SHORT PROBLEM –
Find the string "plus" in the records. Copy every line it appears in.

----------

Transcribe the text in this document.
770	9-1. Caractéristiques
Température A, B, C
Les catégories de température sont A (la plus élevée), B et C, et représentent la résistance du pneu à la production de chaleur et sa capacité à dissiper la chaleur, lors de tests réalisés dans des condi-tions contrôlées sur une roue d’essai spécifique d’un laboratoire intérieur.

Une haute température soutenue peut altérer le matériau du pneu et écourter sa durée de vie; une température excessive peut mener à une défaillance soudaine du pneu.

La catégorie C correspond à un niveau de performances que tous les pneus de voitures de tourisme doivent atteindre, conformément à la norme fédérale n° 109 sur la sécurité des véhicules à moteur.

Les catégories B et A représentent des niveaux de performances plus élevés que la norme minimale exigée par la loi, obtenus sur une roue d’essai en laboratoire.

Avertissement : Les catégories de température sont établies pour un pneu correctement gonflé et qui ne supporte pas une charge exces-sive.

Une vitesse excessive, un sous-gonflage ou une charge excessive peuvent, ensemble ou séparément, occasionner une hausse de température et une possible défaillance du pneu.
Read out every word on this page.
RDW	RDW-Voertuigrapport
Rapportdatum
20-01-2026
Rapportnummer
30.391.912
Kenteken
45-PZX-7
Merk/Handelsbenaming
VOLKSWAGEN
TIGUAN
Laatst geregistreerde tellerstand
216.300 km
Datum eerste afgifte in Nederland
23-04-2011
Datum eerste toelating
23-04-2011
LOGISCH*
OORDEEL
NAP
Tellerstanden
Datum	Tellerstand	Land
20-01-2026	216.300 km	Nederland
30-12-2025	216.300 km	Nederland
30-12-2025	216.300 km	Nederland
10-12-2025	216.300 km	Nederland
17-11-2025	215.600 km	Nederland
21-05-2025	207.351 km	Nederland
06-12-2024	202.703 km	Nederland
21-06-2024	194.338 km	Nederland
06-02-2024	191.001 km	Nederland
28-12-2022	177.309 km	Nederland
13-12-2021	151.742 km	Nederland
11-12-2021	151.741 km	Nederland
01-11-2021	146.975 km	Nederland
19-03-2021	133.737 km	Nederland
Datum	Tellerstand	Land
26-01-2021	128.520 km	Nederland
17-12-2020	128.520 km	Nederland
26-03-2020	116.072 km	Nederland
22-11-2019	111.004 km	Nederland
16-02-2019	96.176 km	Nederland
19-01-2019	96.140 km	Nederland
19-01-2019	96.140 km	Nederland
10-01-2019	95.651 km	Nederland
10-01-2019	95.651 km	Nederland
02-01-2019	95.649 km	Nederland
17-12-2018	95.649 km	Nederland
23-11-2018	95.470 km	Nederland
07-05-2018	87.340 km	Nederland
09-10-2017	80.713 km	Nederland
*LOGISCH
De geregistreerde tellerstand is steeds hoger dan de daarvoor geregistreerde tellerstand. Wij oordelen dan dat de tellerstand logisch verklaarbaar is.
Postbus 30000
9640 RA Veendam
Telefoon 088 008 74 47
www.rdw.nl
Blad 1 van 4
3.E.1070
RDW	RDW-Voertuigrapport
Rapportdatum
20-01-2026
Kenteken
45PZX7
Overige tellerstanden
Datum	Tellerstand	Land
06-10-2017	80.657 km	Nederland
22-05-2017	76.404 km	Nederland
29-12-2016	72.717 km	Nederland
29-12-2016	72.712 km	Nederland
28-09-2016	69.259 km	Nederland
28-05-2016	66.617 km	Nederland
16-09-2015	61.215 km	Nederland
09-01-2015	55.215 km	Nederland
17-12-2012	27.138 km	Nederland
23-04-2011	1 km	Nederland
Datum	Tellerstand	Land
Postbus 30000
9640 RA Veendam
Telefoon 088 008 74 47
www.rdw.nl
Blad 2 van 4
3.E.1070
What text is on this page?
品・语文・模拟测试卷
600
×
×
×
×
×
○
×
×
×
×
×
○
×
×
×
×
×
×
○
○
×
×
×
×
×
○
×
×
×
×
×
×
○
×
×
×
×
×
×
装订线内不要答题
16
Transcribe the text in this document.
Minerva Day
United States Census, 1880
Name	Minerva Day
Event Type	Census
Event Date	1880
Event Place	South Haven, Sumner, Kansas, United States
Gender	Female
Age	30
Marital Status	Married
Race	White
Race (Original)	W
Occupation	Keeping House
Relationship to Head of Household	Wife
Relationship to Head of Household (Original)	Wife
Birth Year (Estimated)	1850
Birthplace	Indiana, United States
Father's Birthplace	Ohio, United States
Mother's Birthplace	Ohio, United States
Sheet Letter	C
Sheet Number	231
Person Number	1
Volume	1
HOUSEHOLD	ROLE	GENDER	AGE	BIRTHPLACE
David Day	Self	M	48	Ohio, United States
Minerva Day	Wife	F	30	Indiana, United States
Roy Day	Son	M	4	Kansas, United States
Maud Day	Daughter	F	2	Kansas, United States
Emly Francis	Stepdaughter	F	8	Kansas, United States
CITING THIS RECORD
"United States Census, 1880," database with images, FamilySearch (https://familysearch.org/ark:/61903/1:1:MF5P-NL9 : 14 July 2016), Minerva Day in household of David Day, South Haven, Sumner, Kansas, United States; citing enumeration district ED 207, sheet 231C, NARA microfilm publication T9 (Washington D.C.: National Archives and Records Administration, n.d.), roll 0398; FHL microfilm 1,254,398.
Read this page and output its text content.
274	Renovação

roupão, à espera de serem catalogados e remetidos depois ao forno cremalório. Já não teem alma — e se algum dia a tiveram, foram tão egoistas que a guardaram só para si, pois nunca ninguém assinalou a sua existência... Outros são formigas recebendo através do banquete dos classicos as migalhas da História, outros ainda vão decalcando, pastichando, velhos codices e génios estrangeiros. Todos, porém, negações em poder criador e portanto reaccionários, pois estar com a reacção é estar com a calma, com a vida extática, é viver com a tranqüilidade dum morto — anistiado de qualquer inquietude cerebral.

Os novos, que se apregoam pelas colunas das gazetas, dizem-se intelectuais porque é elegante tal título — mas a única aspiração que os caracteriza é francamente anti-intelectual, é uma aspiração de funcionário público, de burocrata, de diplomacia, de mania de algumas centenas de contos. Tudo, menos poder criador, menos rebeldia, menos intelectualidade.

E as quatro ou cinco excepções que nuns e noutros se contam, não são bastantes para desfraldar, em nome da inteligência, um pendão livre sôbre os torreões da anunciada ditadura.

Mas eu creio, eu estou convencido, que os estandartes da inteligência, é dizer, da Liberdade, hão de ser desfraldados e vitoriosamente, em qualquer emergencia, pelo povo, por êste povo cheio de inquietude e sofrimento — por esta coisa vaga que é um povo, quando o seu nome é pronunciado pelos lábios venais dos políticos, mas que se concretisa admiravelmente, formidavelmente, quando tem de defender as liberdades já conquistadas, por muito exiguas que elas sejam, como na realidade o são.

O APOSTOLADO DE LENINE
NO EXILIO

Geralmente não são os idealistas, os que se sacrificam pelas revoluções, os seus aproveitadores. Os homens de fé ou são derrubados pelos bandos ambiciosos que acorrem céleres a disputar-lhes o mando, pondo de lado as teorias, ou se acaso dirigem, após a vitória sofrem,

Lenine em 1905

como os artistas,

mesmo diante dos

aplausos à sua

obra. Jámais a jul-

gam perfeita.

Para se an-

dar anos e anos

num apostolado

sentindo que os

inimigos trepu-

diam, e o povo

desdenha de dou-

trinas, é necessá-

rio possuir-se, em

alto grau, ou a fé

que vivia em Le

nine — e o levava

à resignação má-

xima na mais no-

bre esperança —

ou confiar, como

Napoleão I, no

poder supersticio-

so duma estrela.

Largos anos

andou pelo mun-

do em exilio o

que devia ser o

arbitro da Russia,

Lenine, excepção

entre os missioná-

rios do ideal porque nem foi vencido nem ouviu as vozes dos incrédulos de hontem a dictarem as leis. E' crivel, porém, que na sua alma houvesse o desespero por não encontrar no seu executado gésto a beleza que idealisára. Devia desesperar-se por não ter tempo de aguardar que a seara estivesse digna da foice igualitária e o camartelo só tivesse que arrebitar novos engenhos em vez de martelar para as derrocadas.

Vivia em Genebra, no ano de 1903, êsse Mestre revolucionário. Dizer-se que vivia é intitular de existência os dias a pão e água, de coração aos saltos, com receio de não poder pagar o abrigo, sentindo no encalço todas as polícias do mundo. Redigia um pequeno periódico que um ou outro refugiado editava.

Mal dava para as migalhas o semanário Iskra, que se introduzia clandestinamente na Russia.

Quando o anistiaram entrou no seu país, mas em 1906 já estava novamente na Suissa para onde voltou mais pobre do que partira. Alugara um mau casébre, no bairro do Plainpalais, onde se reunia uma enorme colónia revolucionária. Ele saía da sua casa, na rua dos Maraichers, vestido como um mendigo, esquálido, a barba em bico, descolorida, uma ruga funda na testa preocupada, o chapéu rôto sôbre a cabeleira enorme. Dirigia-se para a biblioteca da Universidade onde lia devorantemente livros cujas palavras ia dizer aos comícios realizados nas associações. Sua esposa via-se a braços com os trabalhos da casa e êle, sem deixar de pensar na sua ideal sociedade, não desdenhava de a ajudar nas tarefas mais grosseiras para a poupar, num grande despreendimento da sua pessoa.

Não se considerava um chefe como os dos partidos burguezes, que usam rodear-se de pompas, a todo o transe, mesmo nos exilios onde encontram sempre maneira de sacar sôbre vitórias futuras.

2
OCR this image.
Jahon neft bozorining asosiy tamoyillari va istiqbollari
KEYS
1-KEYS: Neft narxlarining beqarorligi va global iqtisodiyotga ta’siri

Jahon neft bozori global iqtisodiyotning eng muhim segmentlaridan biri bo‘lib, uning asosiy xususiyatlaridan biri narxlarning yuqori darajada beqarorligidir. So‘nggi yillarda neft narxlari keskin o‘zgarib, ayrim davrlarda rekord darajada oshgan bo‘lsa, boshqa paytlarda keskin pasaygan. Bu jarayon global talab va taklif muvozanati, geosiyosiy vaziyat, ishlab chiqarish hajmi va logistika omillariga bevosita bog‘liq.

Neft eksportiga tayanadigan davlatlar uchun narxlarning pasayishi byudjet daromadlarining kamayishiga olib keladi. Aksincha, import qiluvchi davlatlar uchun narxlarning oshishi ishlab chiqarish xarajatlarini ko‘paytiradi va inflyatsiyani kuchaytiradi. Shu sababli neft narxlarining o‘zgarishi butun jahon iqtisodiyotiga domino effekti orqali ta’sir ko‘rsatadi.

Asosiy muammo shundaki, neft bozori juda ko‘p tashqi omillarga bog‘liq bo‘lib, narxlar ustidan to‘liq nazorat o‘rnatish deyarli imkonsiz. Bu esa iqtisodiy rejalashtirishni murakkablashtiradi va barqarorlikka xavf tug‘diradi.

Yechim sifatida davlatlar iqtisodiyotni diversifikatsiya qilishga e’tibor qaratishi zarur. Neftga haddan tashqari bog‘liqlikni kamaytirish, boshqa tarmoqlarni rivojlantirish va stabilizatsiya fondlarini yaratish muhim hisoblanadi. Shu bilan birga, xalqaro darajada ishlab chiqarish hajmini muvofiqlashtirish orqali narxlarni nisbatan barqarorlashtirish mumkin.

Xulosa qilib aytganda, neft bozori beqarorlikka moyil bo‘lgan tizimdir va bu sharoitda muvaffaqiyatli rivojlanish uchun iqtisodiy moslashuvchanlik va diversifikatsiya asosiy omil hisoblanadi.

----------

FULL SOLUTION –
Les catégories de température sont A (la plus élevée), B et C, et représentent la résistance du pneu à la production de chaleur et sa capacité à dissiper la chaleur, lors de tests réalisés dans des condi-tions contrôlées sur une roue d’essai spécifique d’un laboratoire intérieur.
Les catégories B et A représentent des niveaux de performances plus élevés que la norme minimale exigée par la loi, obtenus sur une roue d’essai en laboratoire.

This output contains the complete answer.